[Dataset items]
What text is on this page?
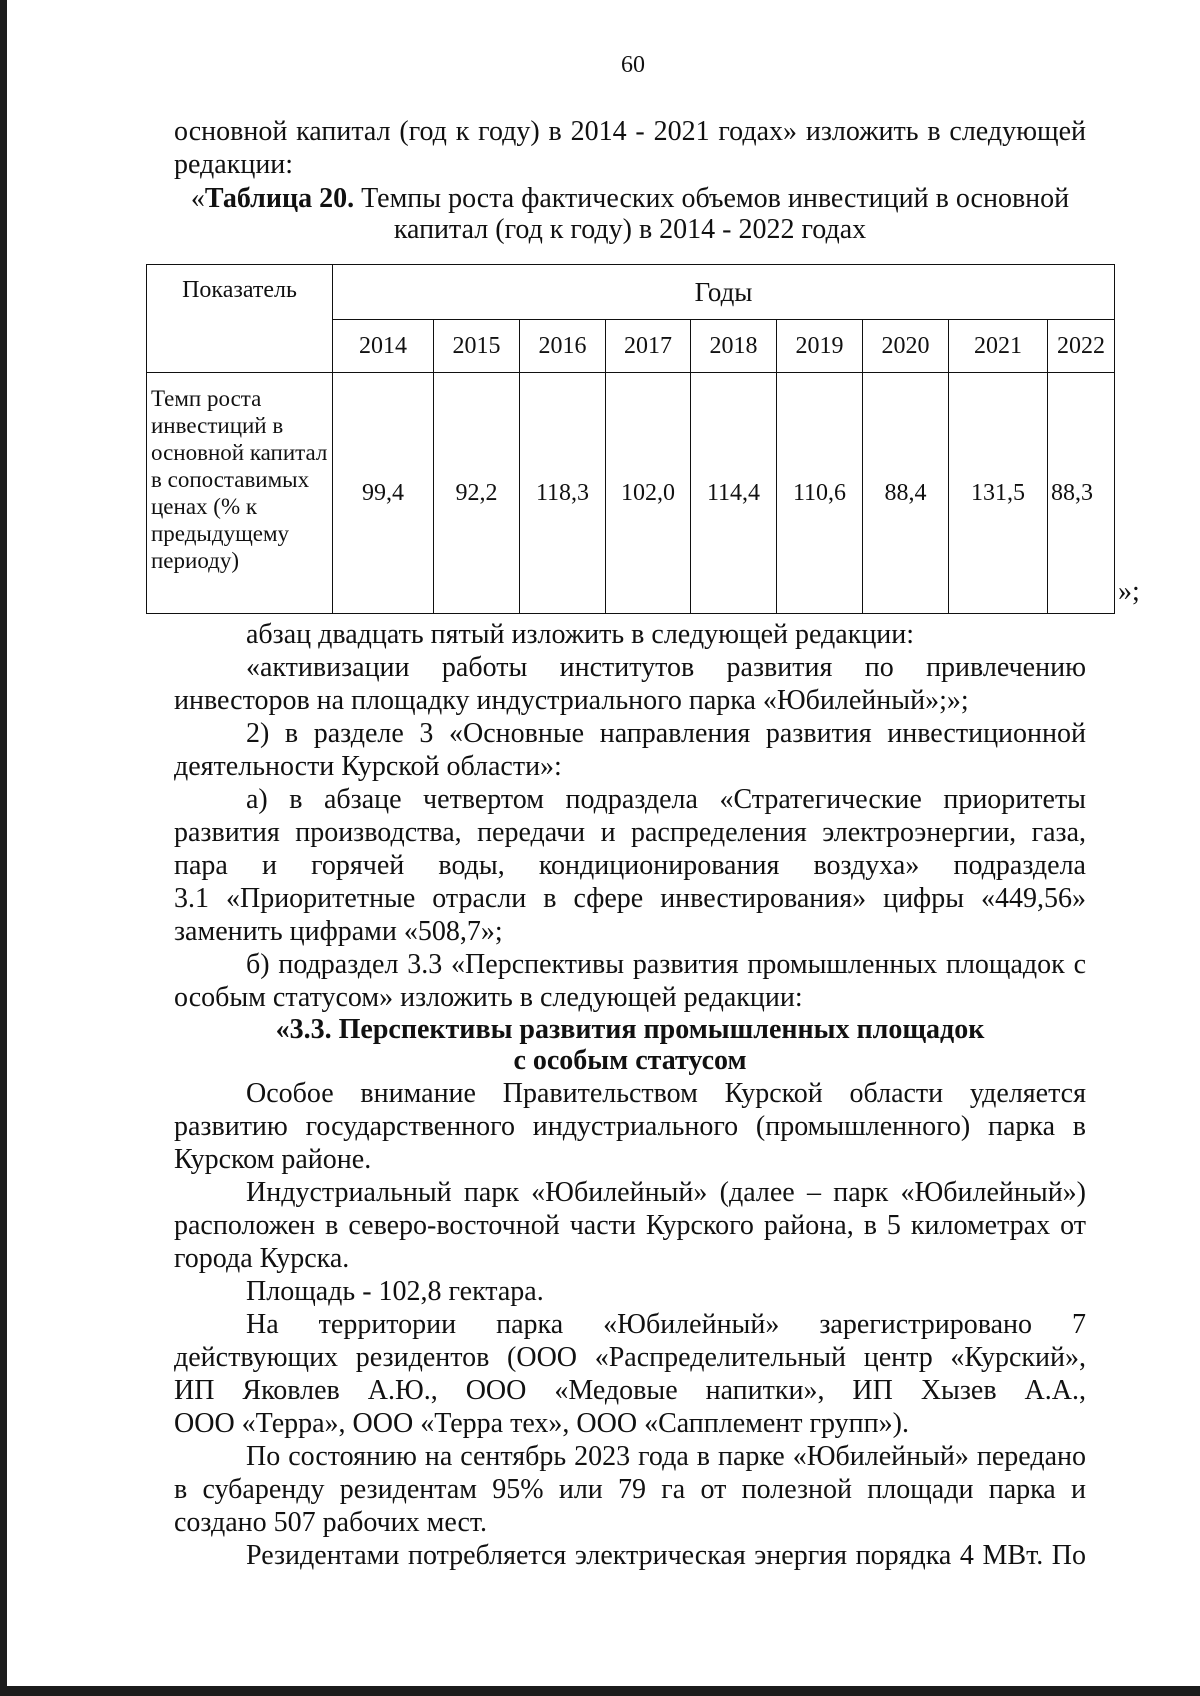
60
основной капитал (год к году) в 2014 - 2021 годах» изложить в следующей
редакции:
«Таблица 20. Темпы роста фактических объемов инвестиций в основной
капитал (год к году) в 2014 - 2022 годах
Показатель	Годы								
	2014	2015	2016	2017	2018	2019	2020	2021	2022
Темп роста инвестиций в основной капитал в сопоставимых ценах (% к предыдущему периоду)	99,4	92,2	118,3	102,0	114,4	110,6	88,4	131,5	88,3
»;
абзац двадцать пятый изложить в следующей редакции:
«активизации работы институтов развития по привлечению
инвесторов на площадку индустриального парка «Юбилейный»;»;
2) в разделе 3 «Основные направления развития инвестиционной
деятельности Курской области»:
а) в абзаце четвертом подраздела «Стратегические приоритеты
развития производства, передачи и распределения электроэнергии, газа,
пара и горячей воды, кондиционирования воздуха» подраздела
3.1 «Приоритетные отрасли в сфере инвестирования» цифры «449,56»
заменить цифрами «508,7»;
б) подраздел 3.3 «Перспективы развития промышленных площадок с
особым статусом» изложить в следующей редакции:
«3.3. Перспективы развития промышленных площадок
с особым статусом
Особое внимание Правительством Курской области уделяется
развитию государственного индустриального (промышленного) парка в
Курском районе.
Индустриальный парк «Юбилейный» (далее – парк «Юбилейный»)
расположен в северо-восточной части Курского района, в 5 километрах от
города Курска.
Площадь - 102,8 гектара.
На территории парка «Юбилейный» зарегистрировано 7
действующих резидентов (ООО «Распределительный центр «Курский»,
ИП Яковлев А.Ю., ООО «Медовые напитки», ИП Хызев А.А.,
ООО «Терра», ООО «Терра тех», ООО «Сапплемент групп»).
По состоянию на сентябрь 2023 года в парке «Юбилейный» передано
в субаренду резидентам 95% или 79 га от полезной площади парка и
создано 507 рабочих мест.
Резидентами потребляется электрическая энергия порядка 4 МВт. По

Exercise brief:
Quote the records above exactly, leaving out any pictures.

Task answer:
What text is on this page?
60
основной капитал (год к году) в 2014 - 2021 годах» изложить в следующей
редакции:
«Таблица 20. Темпы роста фактических объемов инвестиций в основной
капитал (год к году) в 2014 - 2022 годах
Показатель	Годы								
	2014	2015	2016	2017	2018	2019	2020	2021	2022
Темп роста инвестиций в основной капитал в сопоставимых ценах (% к предыдущему периоду)	99,4	92,2	118,3	102,0	114,4	110,6	88,4	131,5	88,3
»;
абзац двадцать пятый изложить в следующей редакции:
«активизации работы институтов развития по привлечению
инвесторов на площадку индустриального парка «Юбилейный»;»;
2) в разделе 3 «Основные направления развития инвестиционной
деятельности Курской области»:
а) в абзаце четвертом подраздела «Стратегические приоритеты
развития производства, передачи и распределения электроэнергии, газа,
пара и горячей воды, кондиционирования воздуха» подраздела
3.1 «Приоритетные отрасли в сфере инвестирования» цифры «449,56»
заменить цифрами «508,7»;
б) подраздел 3.3 «Перспективы развития промышленных площадок с
особым статусом» изложить в следующей редакции:
«3.3. Перспективы развития промышленных площадок
с особым статусом
Особое внимание Правительством Курской области уделяется
развитию государственного индустриального (промышленного) парка в
Курском районе.
Индустриальный парк «Юбилейный» (далее – парк «Юбилейный»)
расположен в северо-восточной части Курского района, в 5 километрах от
города Курска.
Площадь - 102,8 гектара.
На территории парка «Юбилейный» зарегистрировано 7
действующих резидентов (ООО «Распределительный центр «Курский»,
ИП Яковлев А.Ю., ООО «Медовые напитки», ИП Хызев А.А.,
ООО «Терра», ООО «Терра тех», ООО «Сапплемент групп»).
По состоянию на сентябрь 2023 года в парке «Юбилейный» передано
в субаренду резидентам 95% или 79 га от полезной площади парка и
создано 507 рабочих мест.
Резидентами потребляется электрическая энергия порядка 4 МВт. По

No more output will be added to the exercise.